Problem details =>
Of the lines in the entries below, state how many hold the word "Feriensingen". Say nothing else.
::::::::::
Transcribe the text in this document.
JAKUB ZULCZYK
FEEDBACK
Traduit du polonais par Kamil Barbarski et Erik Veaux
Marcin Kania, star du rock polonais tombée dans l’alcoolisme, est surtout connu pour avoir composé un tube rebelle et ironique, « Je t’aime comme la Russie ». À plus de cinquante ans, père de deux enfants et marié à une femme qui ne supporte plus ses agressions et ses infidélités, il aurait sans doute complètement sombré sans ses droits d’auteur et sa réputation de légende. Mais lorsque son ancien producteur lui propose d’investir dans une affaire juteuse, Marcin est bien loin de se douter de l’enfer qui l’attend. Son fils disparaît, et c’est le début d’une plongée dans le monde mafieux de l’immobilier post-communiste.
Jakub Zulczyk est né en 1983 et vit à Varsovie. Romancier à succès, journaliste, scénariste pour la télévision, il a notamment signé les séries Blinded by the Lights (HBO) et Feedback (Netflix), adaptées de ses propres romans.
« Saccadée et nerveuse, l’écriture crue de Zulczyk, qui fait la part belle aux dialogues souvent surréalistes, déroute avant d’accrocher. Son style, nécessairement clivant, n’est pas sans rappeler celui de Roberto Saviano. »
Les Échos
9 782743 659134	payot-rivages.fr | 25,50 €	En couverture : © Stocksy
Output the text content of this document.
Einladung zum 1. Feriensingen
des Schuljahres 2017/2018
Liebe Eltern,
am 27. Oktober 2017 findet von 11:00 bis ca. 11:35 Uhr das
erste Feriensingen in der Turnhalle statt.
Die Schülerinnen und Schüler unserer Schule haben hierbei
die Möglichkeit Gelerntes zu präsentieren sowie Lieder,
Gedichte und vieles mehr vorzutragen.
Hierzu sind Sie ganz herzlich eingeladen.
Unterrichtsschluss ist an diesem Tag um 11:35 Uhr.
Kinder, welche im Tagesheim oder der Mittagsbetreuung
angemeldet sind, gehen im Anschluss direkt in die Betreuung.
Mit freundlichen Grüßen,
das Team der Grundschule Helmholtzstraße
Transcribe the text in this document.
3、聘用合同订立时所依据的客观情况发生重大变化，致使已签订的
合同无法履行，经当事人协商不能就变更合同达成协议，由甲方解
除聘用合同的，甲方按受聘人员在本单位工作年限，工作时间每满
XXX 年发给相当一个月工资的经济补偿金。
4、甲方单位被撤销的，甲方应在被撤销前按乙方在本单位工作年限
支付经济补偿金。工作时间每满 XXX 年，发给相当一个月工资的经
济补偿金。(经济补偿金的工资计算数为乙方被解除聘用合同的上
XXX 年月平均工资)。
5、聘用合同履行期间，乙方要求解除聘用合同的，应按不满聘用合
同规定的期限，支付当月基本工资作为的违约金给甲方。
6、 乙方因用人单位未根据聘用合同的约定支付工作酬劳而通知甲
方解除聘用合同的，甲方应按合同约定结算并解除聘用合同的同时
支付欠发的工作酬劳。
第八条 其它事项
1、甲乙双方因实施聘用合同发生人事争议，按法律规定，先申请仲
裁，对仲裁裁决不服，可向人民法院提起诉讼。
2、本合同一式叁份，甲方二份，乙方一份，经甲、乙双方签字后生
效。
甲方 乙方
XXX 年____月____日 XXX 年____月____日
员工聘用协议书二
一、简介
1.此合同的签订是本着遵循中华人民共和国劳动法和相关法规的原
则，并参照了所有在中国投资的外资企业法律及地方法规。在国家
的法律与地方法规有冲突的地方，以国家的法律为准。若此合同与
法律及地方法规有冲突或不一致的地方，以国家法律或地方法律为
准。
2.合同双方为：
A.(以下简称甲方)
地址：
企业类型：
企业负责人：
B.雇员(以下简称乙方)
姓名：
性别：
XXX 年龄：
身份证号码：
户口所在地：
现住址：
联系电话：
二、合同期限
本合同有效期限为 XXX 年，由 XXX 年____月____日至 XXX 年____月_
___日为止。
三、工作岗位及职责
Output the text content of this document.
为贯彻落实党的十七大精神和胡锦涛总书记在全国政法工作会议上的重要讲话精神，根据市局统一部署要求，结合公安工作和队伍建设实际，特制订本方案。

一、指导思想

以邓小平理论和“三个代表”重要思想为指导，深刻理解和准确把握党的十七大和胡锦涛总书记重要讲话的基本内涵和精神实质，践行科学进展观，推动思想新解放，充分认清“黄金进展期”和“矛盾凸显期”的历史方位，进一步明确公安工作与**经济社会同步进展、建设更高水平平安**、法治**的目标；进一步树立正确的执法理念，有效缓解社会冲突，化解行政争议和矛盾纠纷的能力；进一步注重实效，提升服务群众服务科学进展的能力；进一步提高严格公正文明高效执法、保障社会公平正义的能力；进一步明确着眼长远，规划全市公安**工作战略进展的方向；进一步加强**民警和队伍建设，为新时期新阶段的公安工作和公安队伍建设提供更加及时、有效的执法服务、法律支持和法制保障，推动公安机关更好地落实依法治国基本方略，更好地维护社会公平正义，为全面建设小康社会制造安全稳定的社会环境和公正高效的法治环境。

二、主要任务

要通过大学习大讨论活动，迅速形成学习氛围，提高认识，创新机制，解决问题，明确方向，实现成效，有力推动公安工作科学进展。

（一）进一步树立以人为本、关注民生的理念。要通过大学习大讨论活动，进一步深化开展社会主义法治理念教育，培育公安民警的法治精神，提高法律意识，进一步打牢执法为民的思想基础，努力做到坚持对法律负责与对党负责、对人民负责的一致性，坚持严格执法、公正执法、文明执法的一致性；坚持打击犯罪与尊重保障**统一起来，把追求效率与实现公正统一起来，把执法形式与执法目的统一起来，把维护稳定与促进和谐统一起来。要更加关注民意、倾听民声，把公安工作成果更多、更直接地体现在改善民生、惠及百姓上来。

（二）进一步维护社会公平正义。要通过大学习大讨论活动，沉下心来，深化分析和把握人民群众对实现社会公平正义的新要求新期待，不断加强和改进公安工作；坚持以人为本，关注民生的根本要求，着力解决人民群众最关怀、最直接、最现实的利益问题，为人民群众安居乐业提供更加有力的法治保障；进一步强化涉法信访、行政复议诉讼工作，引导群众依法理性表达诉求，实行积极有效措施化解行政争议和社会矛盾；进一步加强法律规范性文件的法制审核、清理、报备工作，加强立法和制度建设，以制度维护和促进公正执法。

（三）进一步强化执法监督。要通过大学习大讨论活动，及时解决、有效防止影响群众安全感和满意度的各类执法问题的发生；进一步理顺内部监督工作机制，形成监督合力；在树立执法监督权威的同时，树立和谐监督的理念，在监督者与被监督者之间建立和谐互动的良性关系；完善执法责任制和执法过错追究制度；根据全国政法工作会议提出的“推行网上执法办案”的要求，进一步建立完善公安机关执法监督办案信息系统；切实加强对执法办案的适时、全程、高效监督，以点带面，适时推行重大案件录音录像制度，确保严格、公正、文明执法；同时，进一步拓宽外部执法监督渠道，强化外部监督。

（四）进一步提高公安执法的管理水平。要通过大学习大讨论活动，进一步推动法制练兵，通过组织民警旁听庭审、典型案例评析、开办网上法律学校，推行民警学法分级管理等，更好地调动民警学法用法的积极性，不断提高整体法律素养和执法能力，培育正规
::::::::::
The solution =>
2